## Start Extracted material
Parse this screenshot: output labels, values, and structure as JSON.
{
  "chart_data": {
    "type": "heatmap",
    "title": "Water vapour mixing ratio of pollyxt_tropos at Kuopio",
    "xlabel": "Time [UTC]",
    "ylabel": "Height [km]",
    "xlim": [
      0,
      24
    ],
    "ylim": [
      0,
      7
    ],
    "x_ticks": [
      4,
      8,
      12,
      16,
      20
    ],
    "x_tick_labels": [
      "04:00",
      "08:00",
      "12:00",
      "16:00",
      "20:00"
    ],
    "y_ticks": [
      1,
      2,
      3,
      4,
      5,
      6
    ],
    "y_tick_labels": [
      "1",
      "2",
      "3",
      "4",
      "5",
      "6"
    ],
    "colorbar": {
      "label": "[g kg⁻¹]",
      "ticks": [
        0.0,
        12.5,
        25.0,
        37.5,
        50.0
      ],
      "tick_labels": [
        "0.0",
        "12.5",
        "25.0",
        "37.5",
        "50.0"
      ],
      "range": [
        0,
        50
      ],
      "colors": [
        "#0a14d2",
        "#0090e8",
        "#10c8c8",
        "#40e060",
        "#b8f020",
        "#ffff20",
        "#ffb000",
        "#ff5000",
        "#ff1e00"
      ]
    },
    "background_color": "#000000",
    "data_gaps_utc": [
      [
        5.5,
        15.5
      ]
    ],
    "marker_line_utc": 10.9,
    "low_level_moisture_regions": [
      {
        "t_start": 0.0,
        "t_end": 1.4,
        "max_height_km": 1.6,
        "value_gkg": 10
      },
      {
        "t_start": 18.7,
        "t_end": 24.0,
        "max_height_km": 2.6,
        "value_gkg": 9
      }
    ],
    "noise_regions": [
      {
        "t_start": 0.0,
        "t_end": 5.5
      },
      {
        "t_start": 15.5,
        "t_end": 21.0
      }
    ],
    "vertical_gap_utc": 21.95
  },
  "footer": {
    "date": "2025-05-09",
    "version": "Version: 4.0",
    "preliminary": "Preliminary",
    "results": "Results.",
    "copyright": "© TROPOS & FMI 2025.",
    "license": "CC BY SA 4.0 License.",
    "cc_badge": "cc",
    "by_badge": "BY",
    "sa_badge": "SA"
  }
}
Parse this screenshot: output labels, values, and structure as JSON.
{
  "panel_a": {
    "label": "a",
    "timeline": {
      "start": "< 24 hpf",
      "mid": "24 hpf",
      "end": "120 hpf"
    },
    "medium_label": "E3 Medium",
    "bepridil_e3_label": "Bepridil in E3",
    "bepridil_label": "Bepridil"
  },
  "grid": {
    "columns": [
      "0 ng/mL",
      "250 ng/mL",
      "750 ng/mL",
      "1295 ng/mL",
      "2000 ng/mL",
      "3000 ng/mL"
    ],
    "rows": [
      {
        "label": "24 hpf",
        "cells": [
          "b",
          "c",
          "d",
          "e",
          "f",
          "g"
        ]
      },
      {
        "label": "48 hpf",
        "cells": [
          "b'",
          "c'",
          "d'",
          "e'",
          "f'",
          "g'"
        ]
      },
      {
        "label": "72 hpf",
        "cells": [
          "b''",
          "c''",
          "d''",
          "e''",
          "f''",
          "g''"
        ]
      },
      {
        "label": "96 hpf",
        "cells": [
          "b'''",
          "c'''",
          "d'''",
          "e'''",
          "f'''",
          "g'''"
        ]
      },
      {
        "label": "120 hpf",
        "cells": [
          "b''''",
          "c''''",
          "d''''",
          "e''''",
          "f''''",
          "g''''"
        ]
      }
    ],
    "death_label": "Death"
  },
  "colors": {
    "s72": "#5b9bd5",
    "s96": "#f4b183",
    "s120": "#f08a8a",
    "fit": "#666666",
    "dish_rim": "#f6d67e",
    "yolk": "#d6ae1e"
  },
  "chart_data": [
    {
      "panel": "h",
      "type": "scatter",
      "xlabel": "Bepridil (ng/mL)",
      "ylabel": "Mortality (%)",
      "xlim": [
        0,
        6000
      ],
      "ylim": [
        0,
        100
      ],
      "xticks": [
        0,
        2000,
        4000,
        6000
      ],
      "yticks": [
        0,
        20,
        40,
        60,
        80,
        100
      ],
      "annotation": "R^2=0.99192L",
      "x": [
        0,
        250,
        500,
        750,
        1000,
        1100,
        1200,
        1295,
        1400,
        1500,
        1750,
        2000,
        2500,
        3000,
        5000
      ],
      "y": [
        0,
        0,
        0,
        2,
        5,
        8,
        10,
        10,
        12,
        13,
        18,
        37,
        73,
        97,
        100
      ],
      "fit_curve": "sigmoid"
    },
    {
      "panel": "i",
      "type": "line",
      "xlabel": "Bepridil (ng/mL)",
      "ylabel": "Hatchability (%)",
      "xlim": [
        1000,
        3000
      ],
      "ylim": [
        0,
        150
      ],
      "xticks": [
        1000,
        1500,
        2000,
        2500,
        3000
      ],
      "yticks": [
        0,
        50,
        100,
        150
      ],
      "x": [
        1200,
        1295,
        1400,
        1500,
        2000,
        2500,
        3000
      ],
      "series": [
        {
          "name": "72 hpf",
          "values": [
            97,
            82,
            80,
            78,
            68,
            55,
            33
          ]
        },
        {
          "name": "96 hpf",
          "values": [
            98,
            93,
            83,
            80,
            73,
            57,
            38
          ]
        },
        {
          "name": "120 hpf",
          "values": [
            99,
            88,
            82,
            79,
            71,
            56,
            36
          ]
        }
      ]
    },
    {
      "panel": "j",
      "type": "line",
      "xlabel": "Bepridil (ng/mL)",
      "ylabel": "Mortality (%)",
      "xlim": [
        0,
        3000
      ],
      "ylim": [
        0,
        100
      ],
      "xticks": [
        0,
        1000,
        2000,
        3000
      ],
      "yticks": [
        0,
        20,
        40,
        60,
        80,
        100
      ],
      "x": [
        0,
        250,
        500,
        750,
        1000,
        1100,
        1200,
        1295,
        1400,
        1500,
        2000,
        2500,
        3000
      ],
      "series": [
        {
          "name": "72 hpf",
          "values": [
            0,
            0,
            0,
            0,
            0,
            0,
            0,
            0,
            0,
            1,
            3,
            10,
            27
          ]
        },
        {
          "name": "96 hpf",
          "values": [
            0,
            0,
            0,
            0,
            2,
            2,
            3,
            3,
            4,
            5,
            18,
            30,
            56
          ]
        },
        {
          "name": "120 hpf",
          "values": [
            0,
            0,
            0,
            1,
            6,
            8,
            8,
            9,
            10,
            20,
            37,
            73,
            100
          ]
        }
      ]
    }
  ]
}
## End Extracted material
__To do__: Write an exact transcription of every entry above.

__Solution for this exercise__:
Parse this screenshot: output labels, values, and structure as JSON.
{
  "chart_data": {
    "type": "heatmap",
    "title": "Water vapour mixing ratio of pollyxt_tropos at Kuopio",
    "xlabel": "Time [UTC]",
    "ylabel": "Height [km]",
    "xlim": [
      0,
      24
    ],
    "ylim": [
      0,
      7
    ],
    "x_ticks": [
      4,
      8,
      12,
      16,
      20
    ],
    "x_tick_labels": [
      "04:00",
      "08:00",
      "12:00",
      "16:00",
      "20:00"
    ],
    "y_ticks": [
      1,
      2,
      3,
      4,
      5,
      6
    ],
    "y_tick_labels": [
      "1",
      "2",
      "3",
      "4",
      "5",
      "6"
    ],
    "colorbar": {
      "label": "[g kg⁻¹]",
      "ticks": [
        0.0,
        12.5,
        25.0,
        37.5,
        50.0
      ],
      "tick_labels": [
        "0.0",
        "12.5",
        "25.0",
        "37.5",
        "50.0"
      ],
      "range": [
        0,
        50
      ],
      "colors": [
        "#0a14d2",
        "#0090e8",
        "#10c8c8",
        "#40e060",
        "#b8f020",
        "#ffff20",
        "#ffb000",
        "#ff5000",
        "#ff1e00"
      ]
    },
    "background_color": "#000000",
    "data_gaps_utc": [
      [
        5.5,
        15.5
      ]
    ],
    "marker_line_utc": 10.9,
    "low_level_moisture_regions": [
      {
        "t_start": 0.0,
        "t_end": 1.4,
        "max_height_km": 1.6,
        "value_gkg": 10
      },
      {
        "t_start": 18.7,
        "t_end": 24.0,
        "max_height_km": 2.6,
        "value_gkg": 9
      }
    ],
    "noise_regions": [
      {
        "t_start": 0.0,
        "t_end": 5.5
      },
      {
        "t_start": 15.5,
        "t_end": 21.0
      }
    ],
    "vertical_gap_utc": 21.95
  },
  "footer": {
    "date": "2025-05-09",
    "version": "Version: 4.0",
    "preliminary": "Preliminary",
    "results": "Results.",
    "copyright": "© TROPOS & FMI 2025.",
    "license": "CC BY SA 4.0 License.",
    "cc_badge": "cc",
    "by_badge": "BY",
    "sa_badge": "SA"
  }
}
Parse this screenshot: output labels, values, and structure as JSON.
{
  "panel_a": {
    "label": "a",
    "timeline": {
      "start": "< 24 hpf",
      "mid": "24 hpf",
      "end": "120 hpf"
    },
    "medium_label": "E3 Medium",
    "bepridil_e3_label": "Bepridil in E3",
    "bepridil_label": "Bepridil"
  },
  "grid": {
    "columns": [
      "0 ng/mL",
      "250 ng/mL",
      "750 ng/mL",
      "1295 ng/mL",
      "2000 ng/mL",
      "3000 ng/mL"
    ],
    "rows": [
      {
        "label": "24 hpf",
        "cells": [
          "b",
          "c",
          "d",
          "e",
          "f",
          "g"
        ]
      },
      {
        "label": "48 hpf",
        "cells": [
          "b'",
          "c'",
          "d'",
          "e'",
          "f'",
          "g'"
        ]
      },
      {
        "label": "72 hpf",
        "cells": [
          "b''",
          "c''",
          "d''",
          "e''",
          "f''",
          "g''"
        ]
      },
      {
        "label": "96 hpf",
        "cells": [
          "b'''",
          "c'''",
          "d'''",
          "e'''",
          "f'''",
          "g'''"
        ]
      },
      {
        "label": "120 hpf",
        "cells": [
          "b''''",
          "c''''",
          "d''''",
          "e''''",
          "f''''",
          "g''''"
        ]
      }
    ],
    "death_label": "Death"
  },
  "colors": {
    "s72": "#5b9bd5",
    "s96": "#f4b183",
    "s120": "#f08a8a",
    "fit": "#666666",
    "dish_rim": "#f6d67e",
    "yolk": "#d6ae1e"
  },
  "chart_data": [
    {
      "panel": "h",
      "type": "scatter",
      "xlabel": "Bepridil (ng/mL)",
      "ylabel": "Mortality (%)",
      "xlim": [
        0,
        6000
      ],
      "ylim": [
        0,
        100
      ],
      "xticks": [
        0,
        2000,
        4000,
        6000
      ],
      "yticks": [
        0,
        20,
        40,
        60,
        80,
        100
      ],
      "annotation": "R^2=0.99192L",
      "x": [
        0,
        250,
        500,
        750,
        1000,
        1100,
        1200,
        1295,
        1400,
        1500,
        1750,
        2000,
        2500,
        3000,
        5000
      ],
      "y": [
        0,
        0,
        0,
        2,
        5,
        8,
        10,
        10,
        12,
        13,
        18,
        37,
        73,
        97,
        100
      ],
      "fit_curve": "sigmoid"
    },
    {
      "panel": "i",
      "type": "line",
      "xlabel": "Bepridil (ng/mL)",
      "ylabel": "Hatchability (%)",
      "xlim": [
        1000,
        3000
      ],
      "ylim": [
        0,
        150
      ],
      "xticks": [
        1000,
        1500,
        2000,
        2500,
        3000
      ],
      "yticks": [
        0,
        50,
        100,
        150
      ],
      "x": [
        1200,
        1295,
        1400,
        1500,
        2000,
        2500,
        3000
      ],
      "series": [
        {
          "name": "72 hpf",
          "values": [
            97,
            82,
            80,
            78,
            68,
            55,
            33
          ]
        },
        {
          "name": "96 hpf",
          "values": [
            98,
            93,
            83,
            80,
            73,
            57,
            38
          ]
        },
        {
          "name": "120 hpf",
          "values": [
            99,
            88,
            82,
            79,
            71,
            56,
            36
          ]
        }
      ]
    },
    {
      "panel": "j",
      "type": "line",
      "xlabel": "Bepridil (ng/mL)",
      "ylabel": "Mortality (%)",
      "xlim": [
        0,
        3000
      ],
      "ylim": [
        0,
        100
      ],
      "xticks": [
        0,
        1000,
        2000,
        3000
      ],
      "yticks": [
        0,
        20,
        40,
        60,
        80,
        100
      ],
      "x": [
        0,
        250,
        500,
        750,
        1000,
        1100,
        1200,
        1295,
        1400,
        1500,
        2000,
        2500,
        3000
      ],
      "series": [
        {
          "name": "72 hpf",
          "values": [
            0,
            0,
            0,
            0,
            0,
            0,
            0,
            0,
            0,
            1,
            3,
            10,
            27
          ]
        },
        {
          "name": "96 hpf",
          "values": [
            0,
            0,
            0,
            0,
            2,
            2,
            3,
            3,
            4,
            5,
            18,
            30,
            56
          ]
        },
        {
          "name": "120 hpf",
          "values": [
            0,
            0,
            0,
            1,
            6,
            8,
            8,
            9,
            10,
            20,
            37,
            73,
            100
          ]
        }
      ]
    }
  ]
}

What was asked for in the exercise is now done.